[Entries taken from a collection]
Begin
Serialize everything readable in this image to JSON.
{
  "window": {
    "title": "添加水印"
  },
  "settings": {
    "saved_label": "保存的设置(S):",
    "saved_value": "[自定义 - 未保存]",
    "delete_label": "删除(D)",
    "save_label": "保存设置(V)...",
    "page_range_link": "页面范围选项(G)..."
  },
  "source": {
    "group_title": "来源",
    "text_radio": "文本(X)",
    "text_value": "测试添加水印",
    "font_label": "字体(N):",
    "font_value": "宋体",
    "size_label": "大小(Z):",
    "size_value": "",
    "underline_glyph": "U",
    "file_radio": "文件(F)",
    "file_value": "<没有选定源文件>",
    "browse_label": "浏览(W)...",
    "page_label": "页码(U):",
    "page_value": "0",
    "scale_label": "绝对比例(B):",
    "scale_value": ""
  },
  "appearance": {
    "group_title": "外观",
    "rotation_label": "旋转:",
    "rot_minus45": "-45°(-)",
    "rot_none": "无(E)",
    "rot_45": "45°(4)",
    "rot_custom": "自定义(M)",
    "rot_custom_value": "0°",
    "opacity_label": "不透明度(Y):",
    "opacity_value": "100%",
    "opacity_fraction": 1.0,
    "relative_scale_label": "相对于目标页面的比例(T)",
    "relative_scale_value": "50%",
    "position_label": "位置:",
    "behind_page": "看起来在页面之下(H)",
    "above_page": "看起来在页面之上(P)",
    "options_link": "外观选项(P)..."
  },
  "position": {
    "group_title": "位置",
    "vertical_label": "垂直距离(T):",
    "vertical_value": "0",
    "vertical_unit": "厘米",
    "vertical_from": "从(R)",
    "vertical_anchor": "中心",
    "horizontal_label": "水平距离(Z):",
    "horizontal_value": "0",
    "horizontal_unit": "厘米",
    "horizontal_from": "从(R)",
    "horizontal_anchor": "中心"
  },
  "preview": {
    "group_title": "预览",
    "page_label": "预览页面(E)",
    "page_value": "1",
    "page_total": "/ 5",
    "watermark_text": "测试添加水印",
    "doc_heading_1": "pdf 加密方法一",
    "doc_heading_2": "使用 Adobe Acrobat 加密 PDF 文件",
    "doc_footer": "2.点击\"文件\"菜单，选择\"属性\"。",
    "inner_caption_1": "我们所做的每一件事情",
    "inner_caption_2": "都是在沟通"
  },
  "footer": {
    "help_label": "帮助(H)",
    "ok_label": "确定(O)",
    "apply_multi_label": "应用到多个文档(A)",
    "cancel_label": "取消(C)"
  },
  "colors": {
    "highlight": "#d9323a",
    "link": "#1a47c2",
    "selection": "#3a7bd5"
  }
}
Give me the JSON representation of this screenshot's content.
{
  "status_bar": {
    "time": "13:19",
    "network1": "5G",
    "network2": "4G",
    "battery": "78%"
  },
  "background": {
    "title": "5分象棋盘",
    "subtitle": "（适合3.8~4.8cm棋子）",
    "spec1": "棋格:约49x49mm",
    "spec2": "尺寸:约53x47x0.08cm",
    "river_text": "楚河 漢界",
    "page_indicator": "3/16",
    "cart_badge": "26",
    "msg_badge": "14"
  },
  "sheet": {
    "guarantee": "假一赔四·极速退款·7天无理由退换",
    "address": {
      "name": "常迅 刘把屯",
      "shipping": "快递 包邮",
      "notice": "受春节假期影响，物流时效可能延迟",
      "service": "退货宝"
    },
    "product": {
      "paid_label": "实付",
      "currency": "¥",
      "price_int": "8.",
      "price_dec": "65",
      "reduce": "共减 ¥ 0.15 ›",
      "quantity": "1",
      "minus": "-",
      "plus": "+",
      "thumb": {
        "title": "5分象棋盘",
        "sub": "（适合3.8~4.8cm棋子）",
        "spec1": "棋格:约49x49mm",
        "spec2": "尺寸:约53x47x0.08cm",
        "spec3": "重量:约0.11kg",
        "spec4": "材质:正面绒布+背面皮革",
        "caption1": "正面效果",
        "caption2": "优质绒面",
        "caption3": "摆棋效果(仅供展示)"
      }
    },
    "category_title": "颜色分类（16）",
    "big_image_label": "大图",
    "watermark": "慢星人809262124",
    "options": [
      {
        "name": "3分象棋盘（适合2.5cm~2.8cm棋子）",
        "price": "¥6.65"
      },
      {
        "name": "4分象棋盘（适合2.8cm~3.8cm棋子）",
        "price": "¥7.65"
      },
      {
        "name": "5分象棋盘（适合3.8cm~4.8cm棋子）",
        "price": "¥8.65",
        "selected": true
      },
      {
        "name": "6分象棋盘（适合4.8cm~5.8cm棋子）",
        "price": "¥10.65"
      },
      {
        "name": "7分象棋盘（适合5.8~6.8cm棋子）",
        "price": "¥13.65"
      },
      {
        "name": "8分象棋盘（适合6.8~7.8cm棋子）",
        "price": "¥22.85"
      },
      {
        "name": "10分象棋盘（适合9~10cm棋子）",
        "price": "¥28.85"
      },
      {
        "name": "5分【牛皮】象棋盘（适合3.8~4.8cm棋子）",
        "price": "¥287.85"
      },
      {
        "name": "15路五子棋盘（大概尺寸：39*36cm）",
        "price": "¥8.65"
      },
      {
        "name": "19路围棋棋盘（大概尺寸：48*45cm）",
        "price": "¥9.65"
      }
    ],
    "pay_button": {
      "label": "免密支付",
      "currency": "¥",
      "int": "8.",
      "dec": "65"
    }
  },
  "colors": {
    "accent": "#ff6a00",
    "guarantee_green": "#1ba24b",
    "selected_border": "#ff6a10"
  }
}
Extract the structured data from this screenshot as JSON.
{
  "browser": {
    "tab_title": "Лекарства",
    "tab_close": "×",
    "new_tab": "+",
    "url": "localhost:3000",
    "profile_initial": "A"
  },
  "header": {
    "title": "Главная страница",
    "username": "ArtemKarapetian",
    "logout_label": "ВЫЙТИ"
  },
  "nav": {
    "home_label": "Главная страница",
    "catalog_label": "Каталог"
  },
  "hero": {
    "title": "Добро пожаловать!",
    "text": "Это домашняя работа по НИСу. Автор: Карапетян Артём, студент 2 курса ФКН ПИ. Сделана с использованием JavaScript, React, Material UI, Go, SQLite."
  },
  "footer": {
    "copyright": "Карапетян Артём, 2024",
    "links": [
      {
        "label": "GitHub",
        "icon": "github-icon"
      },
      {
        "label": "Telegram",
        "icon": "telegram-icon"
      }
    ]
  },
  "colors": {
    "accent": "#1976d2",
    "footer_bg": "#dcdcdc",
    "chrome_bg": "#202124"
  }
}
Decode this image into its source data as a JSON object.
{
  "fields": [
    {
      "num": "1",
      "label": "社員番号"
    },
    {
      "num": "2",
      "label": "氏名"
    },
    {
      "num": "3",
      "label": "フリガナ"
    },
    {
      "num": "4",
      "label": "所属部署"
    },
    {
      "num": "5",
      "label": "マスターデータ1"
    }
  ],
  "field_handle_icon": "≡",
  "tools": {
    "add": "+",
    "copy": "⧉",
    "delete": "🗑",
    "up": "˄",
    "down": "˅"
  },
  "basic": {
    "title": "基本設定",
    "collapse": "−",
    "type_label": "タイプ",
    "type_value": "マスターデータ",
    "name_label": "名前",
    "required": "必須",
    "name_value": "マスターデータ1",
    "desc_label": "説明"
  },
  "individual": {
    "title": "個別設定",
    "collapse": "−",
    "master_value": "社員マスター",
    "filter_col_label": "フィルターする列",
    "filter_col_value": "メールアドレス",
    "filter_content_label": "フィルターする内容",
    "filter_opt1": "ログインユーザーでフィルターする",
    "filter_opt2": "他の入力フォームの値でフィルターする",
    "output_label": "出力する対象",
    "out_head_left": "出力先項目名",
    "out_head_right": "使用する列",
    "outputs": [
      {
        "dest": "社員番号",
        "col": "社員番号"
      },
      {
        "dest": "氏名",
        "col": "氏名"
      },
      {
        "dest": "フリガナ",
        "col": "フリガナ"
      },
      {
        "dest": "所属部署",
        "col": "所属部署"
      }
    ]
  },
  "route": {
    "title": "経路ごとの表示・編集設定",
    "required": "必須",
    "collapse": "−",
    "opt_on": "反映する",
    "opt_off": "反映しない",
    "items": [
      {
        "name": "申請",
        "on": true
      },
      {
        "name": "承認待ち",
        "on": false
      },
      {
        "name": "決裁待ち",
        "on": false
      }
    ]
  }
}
End
Search the records for the string "大概尺寸" and return every line in which it occurs.

**Answer:**
        "name": "15路五子棋盘（大概尺寸：39*36cm）",
        "name": "19路围棋棋盘（大概尺寸：48*45cm）",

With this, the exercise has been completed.